» **課題一覧**
a) 本文抜粋のうち「また、カテーテルラウンド時や」で始まり「であることも要件となります。」まで続く部分を、「滅菌フィルム材」を「ドレッシング材」に置き換えて書き直してください。
b) 次の(i)～(iii)がそれぞれ本文抜粋の内容と合っているかを「はい」か「いいえ」で答え、判断の根拠となる本文抜粋の語句をそのまま引用してください。
(i) 放射線治療の患者さんや小児患者さんでは、皮膚の赤みが出やすい。
(ii) 当院で被膜剤を使用するのは医師だけである。
(iii) 被膜剤は健常皮膚に使用できれば要件を満たす。
c) 本文抜粋が被膜剤の製品に求める条件をすべて挙げてください。

» **本文抜粋**
以前、当院において、カテーテルの縫合固定部から血液や滲出液、膿がカテーテル挿入部に入り込み、血液培養の結果からも皮膚常在菌が多く検出され、CLABSIを発症した事例を経験しました。この事例をきっかけに、カテーテル挿入部からの微生物侵入経路を遮断する対策が重要であると強く感じました。まずは、カテーテルが接触する部位そのものからの侵入が想像できますが、挿入部位だけではなくその周囲の皮膚も含めた管理が必要と考えました。例えば、滅菌フィルム材の貼り剥がしによる機械的刺激により皮膚が損傷すると、そこに皮膚常在菌が増殖することによってカテーテル挿入部周囲の細菌定着が増加し、それが原因となってCLABSI 発症のリスクが高くなります。そうした可能性が考えられる以上、挿入部の管理だけでなく、その周囲の皮膚の保護も行わなくてはなりません。被膜剤の使用を取り入れることは、CLABSIを防止するうえでは重要だと考えています。
また、カテーテルラウンド時や感染発生事例の調査介入時において、滅菌フィルム材を剥がした後に発赤やびらん等の皮膚損傷が見受けられたり、患者さんから痛みの訴えがあったりしました。皮膚が脆弱な放射線治療の患者さんや小児患者さんでは、皮膚の赤みが出やすく、相談されるケースが多くありました。カテーテル挿入部位では何度も同じ部位に粘着製品を貼り剥がしせざるをえず、皮膚を損傷したからといって、すぐにはカテーテルを他の部位に挿入し直すことができません。こうしたことも踏まえて、皮膚の保護にも取り組むようになりました。
カテーテル挿入部位を被膜剤で保護する場合、皮膚消毒した後、いわゆる無菌野に被膜剤を塗布することになります。そのため、皮膚に直接触れる先端部分はもちろん、保持する部分も含め製品全体が滅菌済みで、使い切り(単包)の仕様であることが重要です。被膜剤を塗布して皮膚を保護した後は、滅菌フィルム材を貼付しますので、一連のケアは清潔操作であり、滅菌品を選定しておくことで、現場では混乱なく使用することができます。また、操作性という点では、被膜剤を塗布する際に手が皮膚に触れない形状であることも重要です。当院では、被膜剤を医師、看護師ともに使用しますが、手が汚染されていないとも限らず、その手が皮膚に触れてしまうリスクが少ない製品形状であることが望ましいと考えます。さらに、塗布する際に患者さんの皮膚を損傷しないような柔らかく滑らかな素材であるかどうかもチェックポイントとしました。最後は運用面です。患者さんの皮膚状態は様々ですので、健常皮膚だけでなく、肌荒れがある皮膚にも使用できる医療機器であることも要件となります。

[収集データ]
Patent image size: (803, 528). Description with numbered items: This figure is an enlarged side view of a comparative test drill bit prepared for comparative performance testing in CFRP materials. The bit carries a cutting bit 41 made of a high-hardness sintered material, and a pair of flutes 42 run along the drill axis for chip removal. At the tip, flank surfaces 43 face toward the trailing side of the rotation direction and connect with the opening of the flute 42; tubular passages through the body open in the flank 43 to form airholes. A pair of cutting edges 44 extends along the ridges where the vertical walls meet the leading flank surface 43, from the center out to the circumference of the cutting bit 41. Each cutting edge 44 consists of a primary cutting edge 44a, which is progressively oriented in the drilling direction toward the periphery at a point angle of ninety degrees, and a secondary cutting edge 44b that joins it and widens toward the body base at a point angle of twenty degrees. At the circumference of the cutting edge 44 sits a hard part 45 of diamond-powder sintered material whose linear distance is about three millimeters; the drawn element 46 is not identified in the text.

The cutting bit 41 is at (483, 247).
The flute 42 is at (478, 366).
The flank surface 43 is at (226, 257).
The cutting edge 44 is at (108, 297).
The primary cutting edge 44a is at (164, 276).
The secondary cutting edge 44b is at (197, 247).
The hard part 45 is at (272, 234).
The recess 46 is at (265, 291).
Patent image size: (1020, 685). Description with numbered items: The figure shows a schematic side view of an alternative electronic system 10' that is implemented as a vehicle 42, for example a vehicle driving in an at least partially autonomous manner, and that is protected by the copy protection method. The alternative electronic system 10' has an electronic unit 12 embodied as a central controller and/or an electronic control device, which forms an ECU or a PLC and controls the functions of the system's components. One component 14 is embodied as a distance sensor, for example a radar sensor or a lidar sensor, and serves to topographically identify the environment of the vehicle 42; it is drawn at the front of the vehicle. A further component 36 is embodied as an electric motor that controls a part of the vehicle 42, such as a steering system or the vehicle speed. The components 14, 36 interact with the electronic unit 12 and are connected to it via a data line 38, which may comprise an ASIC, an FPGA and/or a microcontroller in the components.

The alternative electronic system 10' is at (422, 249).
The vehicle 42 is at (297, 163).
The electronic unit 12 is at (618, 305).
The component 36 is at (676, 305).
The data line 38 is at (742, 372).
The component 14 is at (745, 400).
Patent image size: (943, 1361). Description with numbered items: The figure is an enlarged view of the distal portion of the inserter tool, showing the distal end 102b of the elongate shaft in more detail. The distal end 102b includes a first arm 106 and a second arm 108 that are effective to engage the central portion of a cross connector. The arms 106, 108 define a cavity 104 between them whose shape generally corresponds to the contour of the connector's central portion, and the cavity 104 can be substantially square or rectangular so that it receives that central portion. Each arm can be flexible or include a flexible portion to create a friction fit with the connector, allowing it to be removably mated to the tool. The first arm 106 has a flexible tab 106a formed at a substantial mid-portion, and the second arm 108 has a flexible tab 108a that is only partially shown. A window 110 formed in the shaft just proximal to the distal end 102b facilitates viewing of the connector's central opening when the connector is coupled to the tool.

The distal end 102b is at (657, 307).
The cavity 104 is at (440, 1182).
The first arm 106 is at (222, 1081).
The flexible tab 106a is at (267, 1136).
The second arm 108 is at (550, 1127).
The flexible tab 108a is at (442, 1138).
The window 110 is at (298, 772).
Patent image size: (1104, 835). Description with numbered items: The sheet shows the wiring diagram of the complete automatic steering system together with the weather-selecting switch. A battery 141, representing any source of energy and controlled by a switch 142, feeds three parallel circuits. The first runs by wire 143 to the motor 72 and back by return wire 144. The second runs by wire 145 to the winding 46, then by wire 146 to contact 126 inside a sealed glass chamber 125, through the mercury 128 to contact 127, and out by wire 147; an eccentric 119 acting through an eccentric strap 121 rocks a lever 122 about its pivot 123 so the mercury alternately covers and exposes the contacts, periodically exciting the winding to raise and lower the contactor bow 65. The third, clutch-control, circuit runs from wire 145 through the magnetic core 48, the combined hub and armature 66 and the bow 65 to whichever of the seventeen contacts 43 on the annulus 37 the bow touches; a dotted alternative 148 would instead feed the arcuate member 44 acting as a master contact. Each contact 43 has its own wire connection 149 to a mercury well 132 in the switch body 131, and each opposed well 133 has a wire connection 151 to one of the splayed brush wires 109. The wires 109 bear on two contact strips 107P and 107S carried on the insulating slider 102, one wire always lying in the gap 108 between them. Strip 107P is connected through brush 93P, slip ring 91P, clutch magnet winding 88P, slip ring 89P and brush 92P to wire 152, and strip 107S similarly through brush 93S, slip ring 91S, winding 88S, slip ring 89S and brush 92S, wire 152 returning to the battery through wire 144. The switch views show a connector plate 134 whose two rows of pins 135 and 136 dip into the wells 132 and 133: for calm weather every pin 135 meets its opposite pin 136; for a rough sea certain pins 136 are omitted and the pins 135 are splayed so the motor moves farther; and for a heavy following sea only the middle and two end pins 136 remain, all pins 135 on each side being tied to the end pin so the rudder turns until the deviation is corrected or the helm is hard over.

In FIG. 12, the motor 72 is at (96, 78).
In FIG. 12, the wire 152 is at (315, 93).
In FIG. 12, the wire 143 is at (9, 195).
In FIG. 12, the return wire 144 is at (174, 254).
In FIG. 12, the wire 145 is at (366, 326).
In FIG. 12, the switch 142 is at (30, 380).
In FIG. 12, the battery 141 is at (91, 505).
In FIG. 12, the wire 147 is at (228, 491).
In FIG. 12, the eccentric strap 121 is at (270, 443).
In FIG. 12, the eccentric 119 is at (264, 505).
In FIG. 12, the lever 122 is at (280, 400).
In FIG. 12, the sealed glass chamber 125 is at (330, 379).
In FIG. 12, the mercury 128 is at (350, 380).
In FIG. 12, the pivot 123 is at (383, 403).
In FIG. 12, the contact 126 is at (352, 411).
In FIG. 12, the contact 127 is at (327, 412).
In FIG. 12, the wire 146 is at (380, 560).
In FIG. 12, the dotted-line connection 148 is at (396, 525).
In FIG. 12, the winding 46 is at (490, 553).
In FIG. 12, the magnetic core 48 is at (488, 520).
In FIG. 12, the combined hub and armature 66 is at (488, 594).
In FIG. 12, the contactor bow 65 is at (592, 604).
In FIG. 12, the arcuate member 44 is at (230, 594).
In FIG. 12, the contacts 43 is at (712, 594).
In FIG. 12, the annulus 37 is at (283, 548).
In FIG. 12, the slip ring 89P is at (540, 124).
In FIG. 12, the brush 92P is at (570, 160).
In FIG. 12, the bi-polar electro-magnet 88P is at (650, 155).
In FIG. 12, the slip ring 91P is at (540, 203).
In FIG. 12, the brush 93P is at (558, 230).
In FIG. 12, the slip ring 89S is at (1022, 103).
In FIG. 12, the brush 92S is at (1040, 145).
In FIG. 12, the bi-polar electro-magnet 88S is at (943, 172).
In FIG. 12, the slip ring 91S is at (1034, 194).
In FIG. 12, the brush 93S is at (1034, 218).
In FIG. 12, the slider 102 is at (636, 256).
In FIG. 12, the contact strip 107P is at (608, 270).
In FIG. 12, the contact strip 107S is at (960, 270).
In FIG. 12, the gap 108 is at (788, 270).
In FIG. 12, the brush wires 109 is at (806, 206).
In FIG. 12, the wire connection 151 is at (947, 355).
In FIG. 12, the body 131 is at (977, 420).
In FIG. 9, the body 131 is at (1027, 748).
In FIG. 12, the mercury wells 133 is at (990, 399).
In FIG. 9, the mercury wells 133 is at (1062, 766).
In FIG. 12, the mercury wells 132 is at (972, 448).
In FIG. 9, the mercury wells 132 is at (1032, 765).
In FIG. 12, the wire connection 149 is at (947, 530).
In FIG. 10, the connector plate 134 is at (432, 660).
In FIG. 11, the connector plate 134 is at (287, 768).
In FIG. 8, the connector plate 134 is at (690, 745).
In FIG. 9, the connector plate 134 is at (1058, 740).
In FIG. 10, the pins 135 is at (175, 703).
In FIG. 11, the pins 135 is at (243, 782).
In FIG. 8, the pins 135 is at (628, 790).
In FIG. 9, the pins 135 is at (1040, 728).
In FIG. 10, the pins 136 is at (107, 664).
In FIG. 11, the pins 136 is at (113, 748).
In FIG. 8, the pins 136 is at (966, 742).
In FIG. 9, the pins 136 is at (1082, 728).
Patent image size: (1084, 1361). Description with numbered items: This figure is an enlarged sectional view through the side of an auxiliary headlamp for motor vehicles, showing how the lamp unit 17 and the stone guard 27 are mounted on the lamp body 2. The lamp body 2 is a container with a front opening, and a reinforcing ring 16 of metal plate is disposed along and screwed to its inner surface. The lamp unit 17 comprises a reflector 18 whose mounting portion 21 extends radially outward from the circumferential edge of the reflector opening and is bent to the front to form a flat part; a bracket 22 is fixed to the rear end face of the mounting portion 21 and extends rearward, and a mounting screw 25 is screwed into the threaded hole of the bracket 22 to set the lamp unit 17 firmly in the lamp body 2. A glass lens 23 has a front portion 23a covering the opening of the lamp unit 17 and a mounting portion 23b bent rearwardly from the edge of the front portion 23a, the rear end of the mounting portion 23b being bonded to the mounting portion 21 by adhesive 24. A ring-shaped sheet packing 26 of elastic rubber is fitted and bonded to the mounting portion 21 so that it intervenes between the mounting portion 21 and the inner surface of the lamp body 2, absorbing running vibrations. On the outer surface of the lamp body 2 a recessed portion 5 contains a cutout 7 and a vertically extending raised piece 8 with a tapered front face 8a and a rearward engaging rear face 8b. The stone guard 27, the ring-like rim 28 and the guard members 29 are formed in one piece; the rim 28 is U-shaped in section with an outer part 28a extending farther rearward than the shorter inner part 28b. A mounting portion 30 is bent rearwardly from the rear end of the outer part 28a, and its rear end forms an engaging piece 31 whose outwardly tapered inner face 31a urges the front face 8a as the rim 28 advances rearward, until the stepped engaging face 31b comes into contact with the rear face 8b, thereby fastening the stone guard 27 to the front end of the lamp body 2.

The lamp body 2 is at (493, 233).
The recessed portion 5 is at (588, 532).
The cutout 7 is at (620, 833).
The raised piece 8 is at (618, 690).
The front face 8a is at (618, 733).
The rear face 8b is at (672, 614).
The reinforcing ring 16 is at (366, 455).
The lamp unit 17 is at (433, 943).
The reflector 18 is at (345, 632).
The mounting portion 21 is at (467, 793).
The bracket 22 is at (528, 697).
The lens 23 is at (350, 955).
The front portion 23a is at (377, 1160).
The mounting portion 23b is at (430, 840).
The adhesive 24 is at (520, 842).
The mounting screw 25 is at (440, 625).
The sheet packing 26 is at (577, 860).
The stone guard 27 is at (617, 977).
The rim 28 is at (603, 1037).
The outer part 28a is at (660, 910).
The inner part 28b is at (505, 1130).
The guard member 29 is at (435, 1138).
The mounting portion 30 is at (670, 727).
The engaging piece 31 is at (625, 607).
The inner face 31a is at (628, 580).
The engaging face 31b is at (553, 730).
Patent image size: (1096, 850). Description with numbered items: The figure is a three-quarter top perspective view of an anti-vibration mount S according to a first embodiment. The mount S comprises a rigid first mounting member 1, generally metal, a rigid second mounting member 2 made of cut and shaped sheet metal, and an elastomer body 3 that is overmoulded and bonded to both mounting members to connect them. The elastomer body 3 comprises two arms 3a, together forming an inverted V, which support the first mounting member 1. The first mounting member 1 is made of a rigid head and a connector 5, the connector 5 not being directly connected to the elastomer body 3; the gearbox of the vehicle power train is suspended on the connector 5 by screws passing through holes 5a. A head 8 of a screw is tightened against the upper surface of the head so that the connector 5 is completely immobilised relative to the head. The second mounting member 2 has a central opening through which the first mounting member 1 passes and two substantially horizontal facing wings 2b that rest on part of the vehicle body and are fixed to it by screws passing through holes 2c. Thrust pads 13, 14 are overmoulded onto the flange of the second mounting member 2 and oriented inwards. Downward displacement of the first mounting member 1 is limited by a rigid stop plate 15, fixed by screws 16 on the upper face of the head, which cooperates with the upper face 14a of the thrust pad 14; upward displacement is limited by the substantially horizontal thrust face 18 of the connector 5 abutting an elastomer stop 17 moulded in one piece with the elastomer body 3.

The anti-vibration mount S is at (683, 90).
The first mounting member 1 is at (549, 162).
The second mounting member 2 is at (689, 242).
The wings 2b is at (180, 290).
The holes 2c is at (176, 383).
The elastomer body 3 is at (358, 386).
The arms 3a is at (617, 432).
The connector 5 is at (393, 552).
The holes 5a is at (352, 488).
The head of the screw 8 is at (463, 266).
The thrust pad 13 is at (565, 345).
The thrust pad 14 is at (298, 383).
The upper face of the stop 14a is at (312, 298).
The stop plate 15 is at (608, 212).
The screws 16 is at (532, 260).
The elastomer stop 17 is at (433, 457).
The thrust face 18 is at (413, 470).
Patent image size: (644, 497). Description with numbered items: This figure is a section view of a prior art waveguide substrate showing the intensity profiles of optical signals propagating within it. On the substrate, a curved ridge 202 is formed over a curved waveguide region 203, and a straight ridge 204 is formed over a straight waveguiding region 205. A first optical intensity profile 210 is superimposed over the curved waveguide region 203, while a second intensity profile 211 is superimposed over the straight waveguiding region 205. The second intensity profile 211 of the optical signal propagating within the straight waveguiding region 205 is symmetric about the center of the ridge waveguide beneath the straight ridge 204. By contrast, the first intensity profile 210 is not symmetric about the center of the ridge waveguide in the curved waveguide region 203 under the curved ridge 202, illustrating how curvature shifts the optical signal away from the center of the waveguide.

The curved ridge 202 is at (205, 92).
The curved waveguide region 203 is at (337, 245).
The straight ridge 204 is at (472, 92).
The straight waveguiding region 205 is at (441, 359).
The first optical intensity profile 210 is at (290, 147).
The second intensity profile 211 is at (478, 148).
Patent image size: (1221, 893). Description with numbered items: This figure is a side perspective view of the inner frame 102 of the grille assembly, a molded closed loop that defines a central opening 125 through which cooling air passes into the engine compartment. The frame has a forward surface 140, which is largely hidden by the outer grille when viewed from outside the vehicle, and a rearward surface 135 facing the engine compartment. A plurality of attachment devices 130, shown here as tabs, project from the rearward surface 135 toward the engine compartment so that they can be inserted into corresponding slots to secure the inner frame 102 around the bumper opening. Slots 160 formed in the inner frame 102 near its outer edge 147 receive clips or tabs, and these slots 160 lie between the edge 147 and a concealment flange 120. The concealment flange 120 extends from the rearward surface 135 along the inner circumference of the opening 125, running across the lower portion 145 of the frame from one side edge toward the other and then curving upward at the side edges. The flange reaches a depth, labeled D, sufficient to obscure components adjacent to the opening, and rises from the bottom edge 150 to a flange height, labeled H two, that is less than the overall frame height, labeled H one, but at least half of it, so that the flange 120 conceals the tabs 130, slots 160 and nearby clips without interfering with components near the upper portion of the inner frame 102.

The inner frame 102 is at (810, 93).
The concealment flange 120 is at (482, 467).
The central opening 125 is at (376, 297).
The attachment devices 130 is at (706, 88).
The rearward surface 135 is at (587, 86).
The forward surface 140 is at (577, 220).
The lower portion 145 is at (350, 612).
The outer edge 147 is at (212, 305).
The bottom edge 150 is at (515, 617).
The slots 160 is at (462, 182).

» **番号別解答**
a)
また、カテーテルラウンド時や感染発生事例の調査介入時において、ドレッシング材を剥がした後に発赤やびらん等の皮膚損傷が見受けられたり、患者さんから痛みの訴えがあったりしました。皮膚が脆弱な放射線治療の患者さんや小児患者さんでは、皮膚の赤みが出やすく、相談されるケースが多くありました。カテーテル挿入部位では何度も同じ部位に粘着製品を貼り剥がしせざるをえず、皮膚を損傷したからといって、すぐにはカテーテルを他の部位に挿入し直すことができません。こうしたことも踏まえて、皮膚の保護にも取り組むようになりました。
カテーテル挿入部位を被膜剤で保護する場合、皮膚消毒した後、いわゆる無菌野に被膜剤を塗布することになります。そのため、皮膚に直接触れる先端部分はもちろん、保持する部分も含め製品全体が滅菌済みで、使い切り(単包)の仕様であることが重要です。被膜剤を塗布して皮膚を保護した後は、ドレッシング材を貼付しますので、一連のケアは清潔操作であり、滅菌品を選定しておくことで、現場では混乱なく使用することができます。また、操作性という点では、被膜剤を塗布する際に手が皮膚に触れない形状であることも重要です。当院では、被膜剤を医師、看護師ともに使用しますが、手が汚染されていないとも限らず、その手が皮膚に触れてしまうリスクが少ない製品形状であることが望ましいと考えます。さらに、塗布する際に患者さんの皮膚を損傷しないような柔らかく滑らかな素材であるかどうかもチェックポイントとしました。最後は運用面です。患者さんの皮膚状態は様々ですので、健常皮膚だけでなく、肌荒れがある皮膚にも使用できる医療機器であることも要件となります。

b)
(i) はい。「皮膚が脆弱な放射線治療の患者さんや小児患者さんでは、皮膚の赤みが出やすく、相談されるケースが多くありました」
(ii) いいえ。「当院では、被膜剤を医師、看護師ともに使用しますが」
(iii) いいえ。「健常皮膚だけでなく、肌荒れがある皮膚にも使用できる医療機器であることも要件となります」

c)
・製品全体が滅菌済みであること
・使い切り(単包)の仕様であること
・塗布する際に手が皮膚に触れない形状であること
・塗布する際に患者さんの皮膚を損傷しないような柔らかく滑らかな素材であること
・健常皮膚だけでなく、肌荒れがある皮膚にも使用できる医療機器であること